» **WORK TO BE COMPLETED**: Leave out every picture and restate word for word the lines from the one with "Type out the text in this image." to the final line.

» **DATA LINES**:
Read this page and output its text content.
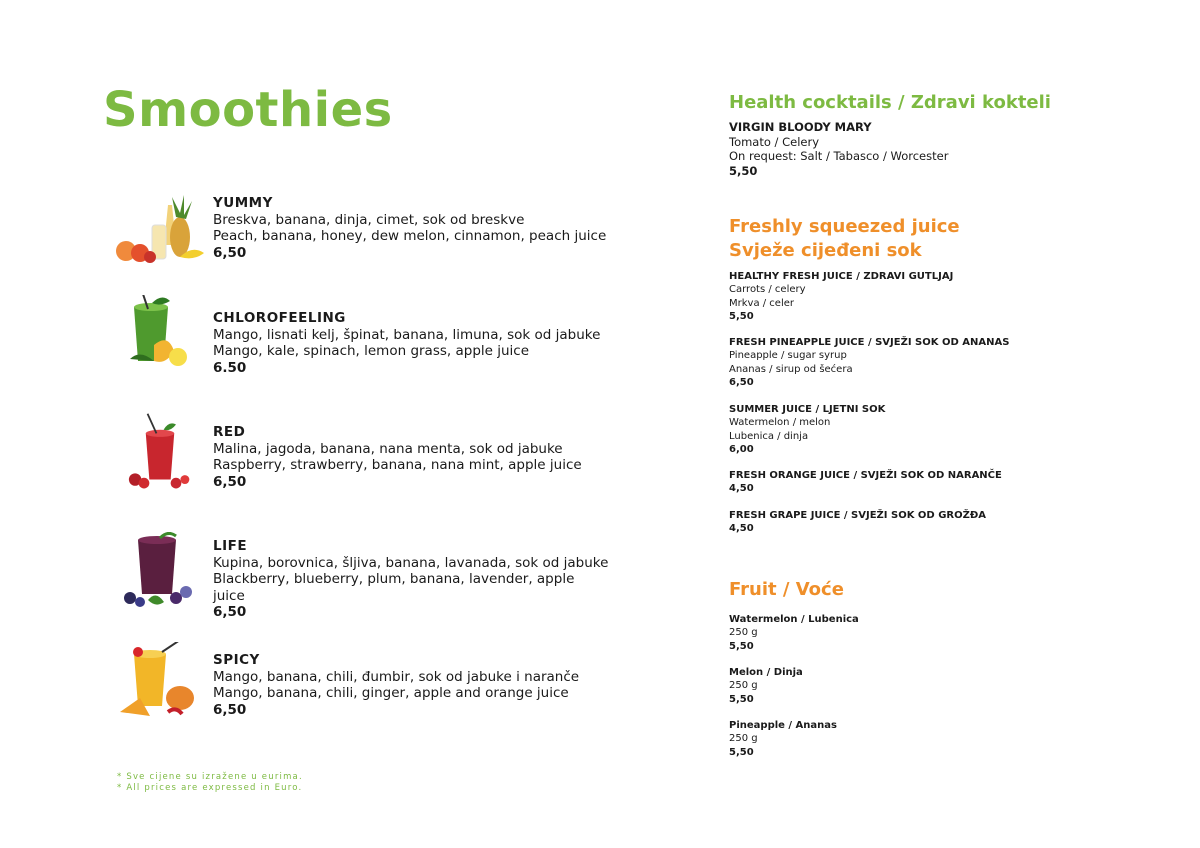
Smoothies
YUMMY
Breskva, banana, dinja, cimet, sok od breskve
Peach, banana, honey, dew melon, cinnamon, peach juice
6,50
CHLOROFEELING
Mango, lisnati kelj, špinat, banana, limuna, sok od jabuke
Mango, kale, spinach, lemon grass, apple juice
6.50
RED
Malina, jagoda, banana, nana menta, sok od jabuke
Raspberry, strawberry, banana, nana mint, apple juice
6,50
LIFE
Kupina, borovnica, šljiva, banana, lavanada, sok od jabuke
Blackberry, blueberry, plum, banana, lavender, apple juice
6,50
SPICY
Mango, banana, chili, đumbir, sok od jabuke i naranče
Mango, banana, chili, ginger, apple and orange juice
6,50
* Sve cijene su izražene u eurima.
* All prices are expressed in Euro.
Health cocktails / Zdravi kokteli
VIRGIN BLOODY MARY
Tomato / Celery
On request: Salt / Tabasco / Worcester
5,50
Freshly squeezed juice
Svježe cijeđeni sok
HEALTHY FRESH JUICE / ZDRAVI GUTLJAJ
Carrots / celery
Mrkva / celer
5,50
FRESH PINEAPPLE JUICE / SVJEŽI SOK OD ANANAS
Pineapple / sugar syrup
Ananas / sirup od šećera
6,50
SUMMER JUICE / LJETNI SOK
Watermelon / melon
Lubenica / dinja
6,00
FRESH ORANGE JUICE / SVJEŽI SOK OD NARANČE
4,50
FRESH GRAPE JUICE / SVJEŽI SOK OD GROŽĐA
4,50
Fruit / Voće
Watermelon / Lubenica
250 g
5,50
Melon / Dinja
250 g
5,50
Pineapple / Ananas
250 g
5,50
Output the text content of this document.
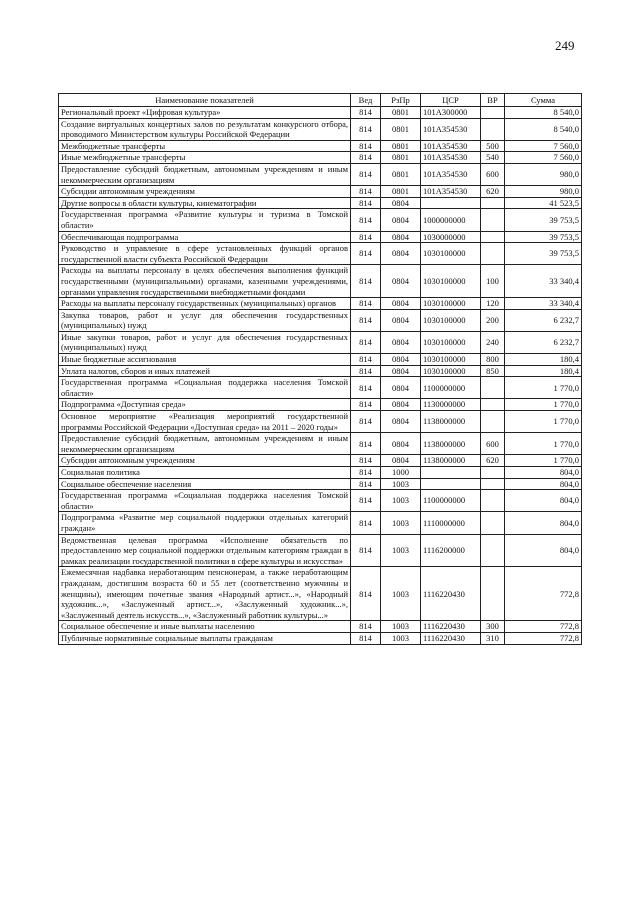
249
Наименование показателей	Вед	РзПр	ЦСР	ВР	Сумма
Региональный проект «Цифровая культура»	814	0801	101A300000		8 540,0
Создание виртуальных концертных залов по результатам конкурсного отбора, проводимого Министерством культуры Российской Федерации	814	0801	101A354530		8 540,0
Межбюджетные трансферты	814	0801	101A354530	500	7 560,0
Иные межбюджетные трансферты	814	0801	101A354530	540	7 560,0
Предоставление субсидий бюджетным, автономным учреждениям и иным некоммерческим организациям	814	0801	101A354530	600	980,0
Субсидии автономным учреждениям	814	0801	101A354530	620	980,0
Другие вопросы в области культуры, кинематографии	814	0804			41 523,5
Государственная программа «Развитие культуры и туризма в Томской области»	814	0804	1000000000		39 753,5
Обеспечивающая подпрограмма	814	0804	1030000000		39 753,5
Руководство и управление в сфере установленных функций органов государственной власти субъекта Российской Федерации	814	0804	1030100000		39 753,5
Расходы на выплаты персоналу в целях обеспечения выполнения функций государственными (муниципальными) органами, казенными учреждениями, органами управления государственными внебюджетными фондами	814	0804	1030100000	100	33 340,4
Расходы на выплаты персоналу государственных (муниципальных) органов	814	0804	1030100000	120	33 340,4
Закупка товаров, работ и услуг для обеспечения государственных (муниципальных) нужд	814	0804	1030100000	200	6 232,7
Иные закупки товаров, работ и услуг для обеспечения государственных (муниципальных) нужд	814	0804	1030100000	240	6 232,7
Иные бюджетные ассигнования	814	0804	1030100000	800	180,4
Уплата налогов, сборов и иных платежей	814	0804	1030100000	850	180,4
Государственная программа «Социальная поддержка населения Томской области»	814	0804	1100000000		1 770,0
Подпрограмма «Доступная среда»	814	0804	1130000000		1 770,0
Основное мероприятие «Реализация мероприятий государственной программы Российской Федерации «Доступная среда» на 2011 – 2020 годы»	814	0804	1138000000		1 770,0
Предоставление субсидий бюджетным, автономным учреждениям и иным некоммерческим организациям	814	0804	1138000000	600	1 770,0
Субсидии автономным учреждениям	814	0804	1138000000	620	1 770,0
Социальная политика	814	1000			804,0
Социальное обеспечение населения	814	1003			804,0
Государственная программа «Социальная поддержка населения Томской области»	814	1003	1100000000		804,0
Подпрограмма «Развитие мер социальной поддержки отдельных категорий граждан»	814	1003	1110000000		804,0
Ведомственная целевая программа «Исполнение обязательств по предоставлению мер социальной поддержки отдельным категориям граждан в рамках реализации государственной политики в сфере культуры и искусства»	814	1003	1116200000		804,0
Ежемесячная надбавка неработающим пенсионерам, а также неработающим гражданам, достигшим возраста 60 и 55 лет (соответственно мужчины и женщины), имеющим почетные звания «Народный артист...», «Народный художник...», «Заслуженный артист...», «Заслуженный художник...», «Заслуженный деятель искусств...», «Заслуженный работник культуры...»	814	1003	1116220430		772,8
Социальное обеспечение и иные выплаты населению	814	1003	1116220430	300	772,8
Публичные нормативные социальные выплаты гражданам	814	1003	1116220430	310	772,8
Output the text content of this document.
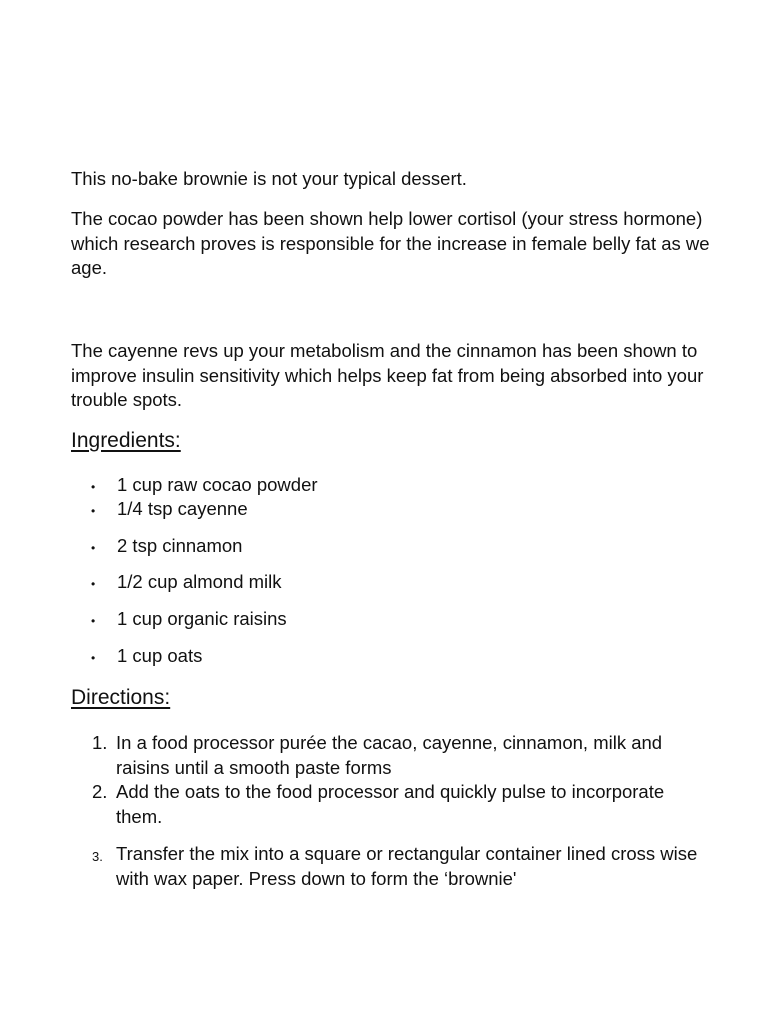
This no-bake brownie is not your typical dessert.

The cocao powder has been shown help lower cortisol (your stress hormone) which research proves is responsible for the increase in female belly fat as we age.

The cayenne revs up your metabolism and the cinnamon has been shown to improve insulin sensitivity which helps keep fat from being absorbed into your trouble spots.

Ingredients:
•	1 cup raw cocao powder
•	1/4 tsp cayenne
•	2 tsp cinnamon
•	1/2 cup almond milk
•	1 cup organic raisins
•	1 cup oats
Directions:
1. In a food processor purée the cacao, cayenne, cinnamon, milk and raisins until a smooth paste forms
2. Add the oats to the food processor and quickly pulse to incorporate them.
3. Transfer the mix into a square or rectangular container lined cross wise with wax paper. Press down to form the ‘brownie'
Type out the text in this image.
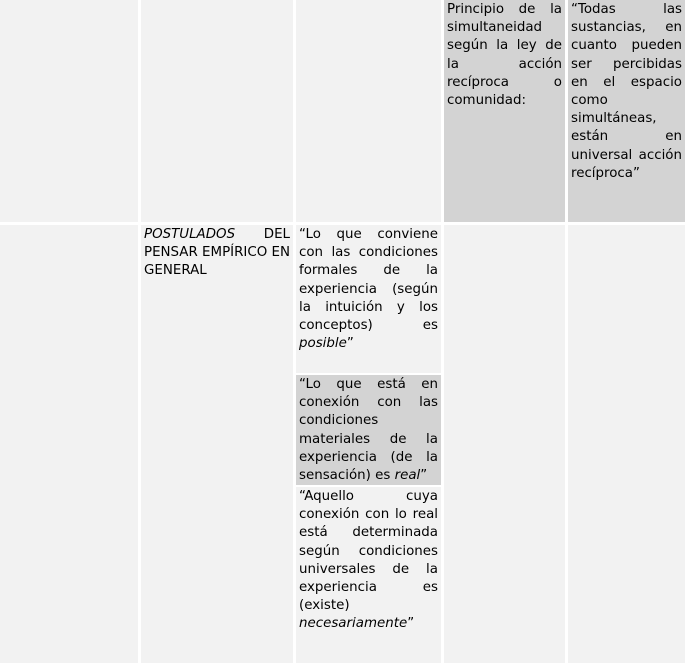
Principio de la simultaneidad según la ley de la acción recíproca o comunidad:
“Todas las sustancias, en cuanto pueden ser percibidas en el espacio como simultáneas, están en universal acción recíproca”
POSTULADOS DEL PENSAR EMPÍRICO EN GENERAL
“Lo que conviene con las condiciones formales de la experiencia (según la intuición y los conceptos) es posible”
“Lo que está en conexión con las condiciones materiales de la experiencia (de la sensación) es real”
“Aquello cuya conexión con lo real está determinada según condiciones universales de la experiencia es (existe) necesariamente”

» **EXPECTED OUTPUT**:
Type out the text in this image.
Principio de la simultaneidad según la ley de la acción recíproca o comunidad:
“Todas las sustancias, en cuanto pueden ser percibidas en el espacio como simultáneas, están en universal acción recíproca”
POSTULADOS DEL PENSAR EMPÍRICO EN GENERAL
“Lo que conviene con las condiciones formales de la experiencia (según la intuición y los conceptos) es posible”
“Lo que está en conexión con las condiciones materiales de la experiencia (de la sensación) es real”
“Aquello cuya conexión con lo real está determinada según condiciones universales de la experiencia es (existe) necesariamente”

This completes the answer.